PROVIDED INFORMATION>
★ ★ ★

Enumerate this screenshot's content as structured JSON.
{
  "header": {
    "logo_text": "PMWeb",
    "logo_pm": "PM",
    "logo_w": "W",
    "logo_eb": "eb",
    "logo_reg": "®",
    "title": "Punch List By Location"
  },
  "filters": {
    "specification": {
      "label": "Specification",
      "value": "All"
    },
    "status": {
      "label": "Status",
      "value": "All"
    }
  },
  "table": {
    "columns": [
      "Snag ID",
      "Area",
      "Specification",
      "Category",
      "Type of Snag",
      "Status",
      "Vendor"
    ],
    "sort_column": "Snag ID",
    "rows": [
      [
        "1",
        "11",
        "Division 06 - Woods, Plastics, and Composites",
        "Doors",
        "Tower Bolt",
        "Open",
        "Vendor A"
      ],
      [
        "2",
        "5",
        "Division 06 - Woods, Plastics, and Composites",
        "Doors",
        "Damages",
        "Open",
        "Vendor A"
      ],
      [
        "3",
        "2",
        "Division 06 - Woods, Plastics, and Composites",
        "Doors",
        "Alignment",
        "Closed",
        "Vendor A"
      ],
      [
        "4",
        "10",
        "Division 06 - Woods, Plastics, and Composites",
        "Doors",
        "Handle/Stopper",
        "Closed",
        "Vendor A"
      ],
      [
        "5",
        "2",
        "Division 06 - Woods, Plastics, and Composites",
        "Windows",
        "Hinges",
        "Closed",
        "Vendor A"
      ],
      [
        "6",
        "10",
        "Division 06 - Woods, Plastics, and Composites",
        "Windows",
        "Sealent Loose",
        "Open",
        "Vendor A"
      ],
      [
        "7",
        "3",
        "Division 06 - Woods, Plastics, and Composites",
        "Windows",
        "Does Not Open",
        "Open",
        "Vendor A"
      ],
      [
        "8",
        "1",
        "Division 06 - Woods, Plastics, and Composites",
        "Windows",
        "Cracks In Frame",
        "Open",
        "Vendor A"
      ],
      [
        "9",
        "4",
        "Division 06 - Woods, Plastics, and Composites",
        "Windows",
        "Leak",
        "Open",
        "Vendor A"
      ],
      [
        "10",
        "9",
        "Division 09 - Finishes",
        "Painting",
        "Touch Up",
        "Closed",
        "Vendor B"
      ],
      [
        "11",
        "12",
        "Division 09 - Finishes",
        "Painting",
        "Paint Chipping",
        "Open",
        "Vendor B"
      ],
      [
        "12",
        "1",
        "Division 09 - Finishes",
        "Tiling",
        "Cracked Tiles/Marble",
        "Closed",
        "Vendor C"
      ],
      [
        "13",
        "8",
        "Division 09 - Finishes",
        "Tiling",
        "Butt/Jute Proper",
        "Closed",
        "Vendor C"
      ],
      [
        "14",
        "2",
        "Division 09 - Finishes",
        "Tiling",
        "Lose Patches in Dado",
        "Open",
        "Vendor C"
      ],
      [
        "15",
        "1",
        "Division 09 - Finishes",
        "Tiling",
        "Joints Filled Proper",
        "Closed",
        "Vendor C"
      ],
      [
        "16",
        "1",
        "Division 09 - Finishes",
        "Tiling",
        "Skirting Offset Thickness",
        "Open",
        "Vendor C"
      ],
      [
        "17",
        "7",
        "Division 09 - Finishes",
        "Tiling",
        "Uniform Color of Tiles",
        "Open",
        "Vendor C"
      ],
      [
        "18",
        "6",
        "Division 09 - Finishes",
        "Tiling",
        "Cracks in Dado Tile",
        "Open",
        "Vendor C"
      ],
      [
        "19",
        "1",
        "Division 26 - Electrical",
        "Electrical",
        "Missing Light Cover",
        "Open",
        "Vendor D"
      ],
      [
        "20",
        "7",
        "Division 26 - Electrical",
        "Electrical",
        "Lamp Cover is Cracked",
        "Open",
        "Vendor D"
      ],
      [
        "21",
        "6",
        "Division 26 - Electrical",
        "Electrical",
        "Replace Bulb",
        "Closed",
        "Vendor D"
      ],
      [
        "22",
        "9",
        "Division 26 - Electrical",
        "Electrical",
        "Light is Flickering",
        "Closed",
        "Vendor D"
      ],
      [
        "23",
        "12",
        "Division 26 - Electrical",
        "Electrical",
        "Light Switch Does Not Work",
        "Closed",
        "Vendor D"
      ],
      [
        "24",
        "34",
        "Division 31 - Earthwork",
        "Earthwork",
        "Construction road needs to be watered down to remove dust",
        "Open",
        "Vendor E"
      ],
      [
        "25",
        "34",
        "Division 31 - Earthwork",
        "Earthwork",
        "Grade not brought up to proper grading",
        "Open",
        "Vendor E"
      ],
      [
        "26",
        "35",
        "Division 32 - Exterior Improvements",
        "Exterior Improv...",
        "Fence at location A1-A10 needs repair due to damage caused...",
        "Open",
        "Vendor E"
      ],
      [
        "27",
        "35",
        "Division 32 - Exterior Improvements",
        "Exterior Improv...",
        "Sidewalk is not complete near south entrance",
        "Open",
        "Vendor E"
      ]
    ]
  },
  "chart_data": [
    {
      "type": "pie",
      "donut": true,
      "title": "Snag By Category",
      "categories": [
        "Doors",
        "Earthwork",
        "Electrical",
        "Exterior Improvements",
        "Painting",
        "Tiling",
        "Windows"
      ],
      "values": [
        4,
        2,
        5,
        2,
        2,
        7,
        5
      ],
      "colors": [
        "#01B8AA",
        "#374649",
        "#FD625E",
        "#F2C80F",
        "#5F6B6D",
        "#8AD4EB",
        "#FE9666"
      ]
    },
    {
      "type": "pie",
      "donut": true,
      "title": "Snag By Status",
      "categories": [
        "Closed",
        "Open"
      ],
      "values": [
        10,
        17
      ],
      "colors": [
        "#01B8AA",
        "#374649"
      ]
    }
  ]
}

★ ★ ★

STATED EXERCISE> All entries shown above should be printed again exactly.

FINAL RESULT>
Enumerate this screenshot's content as structured JSON.
{
  "header": {
    "logo_text": "PMWeb",
    "logo_pm": "PM",
    "logo_w": "W",
    "logo_eb": "eb",
    "logo_reg": "®",
    "title": "Punch List By Location"
  },
  "filters": {
    "specification": {
      "label": "Specification",
      "value": "All"
    },
    "status": {
      "label": "Status",
      "value": "All"
    }
  },
  "table": {
    "columns": [
      "Snag ID",
      "Area",
      "Specification",
      "Category",
      "Type of Snag",
      "Status",
      "Vendor"
    ],
    "sort_column": "Snag ID",
    "rows": [
      [
        "1",
        "11",
        "Division 06 - Woods, Plastics, and Composites",
        "Doors",
        "Tower Bolt",
        "Open",
        "Vendor A"
      ],
      [
        "2",
        "5",
        "Division 06 - Woods, Plastics, and Composites",
        "Doors",
        "Damages",
        "Open",
        "Vendor A"
      ],
      [
        "3",
        "2",
        "Division 06 - Woods, Plastics, and Composites",
        "Doors",
        "Alignment",
        "Closed",
        "Vendor A"
      ],
      [
        "4",
        "10",
        "Division 06 - Woods, Plastics, and Composites",
        "Doors",
        "Handle/Stopper",
        "Closed",
        "Vendor A"
      ],
      [
        "5",
        "2",
        "Division 06 - Woods, Plastics, and Composites",
        "Windows",
        "Hinges",
        "Closed",
        "Vendor A"
      ],
      [
        "6",
        "10",
        "Division 06 - Woods, Plastics, and Composites",
        "Windows",
        "Sealent Loose",
        "Open",
        "Vendor A"
      ],
      [
        "7",
        "3",
        "Division 06 - Woods, Plastics, and Composites",
        "Windows",
        "Does Not Open",
        "Open",
        "Vendor A"
      ],
      [
        "8",
        "1",
        "Division 06 - Woods, Plastics, and Composites",
        "Windows",
        "Cracks In Frame",
        "Open",
        "Vendor A"
      ],
      [
        "9",
        "4",
        "Division 06 - Woods, Plastics, and Composites",
        "Windows",
        "Leak",
        "Open",
        "Vendor A"
      ],
      [
        "10",
        "9",
        "Division 09 - Finishes",
        "Painting",
        "Touch Up",
        "Closed",
        "Vendor B"
      ],
      [
        "11",
        "12",
        "Division 09 - Finishes",
        "Painting",
        "Paint Chipping",
        "Open",
        "Vendor B"
      ],
      [
        "12",
        "1",
        "Division 09 - Finishes",
        "Tiling",
        "Cracked Tiles/Marble",
        "Closed",
        "Vendor C"
      ],
      [
        "13",
        "8",
        "Division 09 - Finishes",
        "Tiling",
        "Butt/Jute Proper",
        "Closed",
        "Vendor C"
      ],
      [
        "14",
        "2",
        "Division 09 - Finishes",
        "Tiling",
        "Lose Patches in Dado",
        "Open",
        "Vendor C"
      ],
      [
        "15",
        "1",
        "Division 09 - Finishes",
        "Tiling",
        "Joints Filled Proper",
        "Closed",
        "Vendor C"
      ],
      [
        "16",
        "1",
        "Division 09 - Finishes",
        "Tiling",
        "Skirting Offset Thickness",
        "Open",
        "Vendor C"
      ],
      [
        "17",
        "7",
        "Division 09 - Finishes",
        "Tiling",
        "Uniform Color of Tiles",
        "Open",
        "Vendor C"
      ],
      [
        "18",
        "6",
        "Division 09 - Finishes",
        "Tiling",
        "Cracks in Dado Tile",
        "Open",
        "Vendor C"
      ],
      [
        "19",
        "1",
        "Division 26 - Electrical",
        "Electrical",
        "Missing Light Cover",
        "Open",
        "Vendor D"
      ],
      [
        "20",
        "7",
        "Division 26 - Electrical",
        "Electrical",
        "Lamp Cover is Cracked",
        "Open",
        "Vendor D"
      ],
      [
        "21",
        "6",
        "Division 26 - Electrical",
        "Electrical",
        "Replace Bulb",
        "Closed",
        "Vendor D"
      ],
      [
        "22",
        "9",
        "Division 26 - Electrical",
        "Electrical",
        "Light is Flickering",
        "Closed",
        "Vendor D"
      ],
      [
        "23",
        "12",
        "Division 26 - Electrical",
        "Electrical",
        "Light Switch Does Not Work",
        "Closed",
        "Vendor D"
      ],
      [
        "24",
        "34",
        "Division 31 - Earthwork",
        "Earthwork",
        "Construction road needs to be watered down to remove dust",
        "Open",
        "Vendor E"
      ],
      [
        "25",
        "34",
        "Division 31 - Earthwork",
        "Earthwork",
        "Grade not brought up to proper grading",
        "Open",
        "Vendor E"
      ],
      [
        "26",
        "35",
        "Division 32 - Exterior Improvements",
        "Exterior Improv...",
        "Fence at location A1-A10 needs repair due to damage caused...",
        "Open",
        "Vendor E"
      ],
      [
        "27",
        "35",
        "Division 32 - Exterior Improvements",
        "Exterior Improv...",
        "Sidewalk is not complete near south entrance",
        "Open",
        "Vendor E"
      ]
    ]
  },
  "chart_data": [
    {
      "type": "pie",
      "donut": true,
      "title": "Snag By Category",
      "categories": [
        "Doors",
        "Earthwork",
        "Electrical",
        "Exterior Improvements",
        "Painting",
        "Tiling",
        "Windows"
      ],
      "values": [
        4,
        2,
        5,
        2,
        2,
        7,
        5
      ],
      "colors": [
        "#01B8AA",
        "#374649",
        "#FD625E",
        "#F2C80F",
        "#5F6B6D",
        "#8AD4EB",
        "#FE9666"
      ]
    },
    {
      "type": "pie",
      "donut": true,
      "title": "Snag By Status",
      "categories": [
        "Closed",
        "Open"
      ],
      "values": [
        10,
        17
      ],
      "colors": [
        "#01B8AA",
        "#374649"
      ]
    }
  ]
}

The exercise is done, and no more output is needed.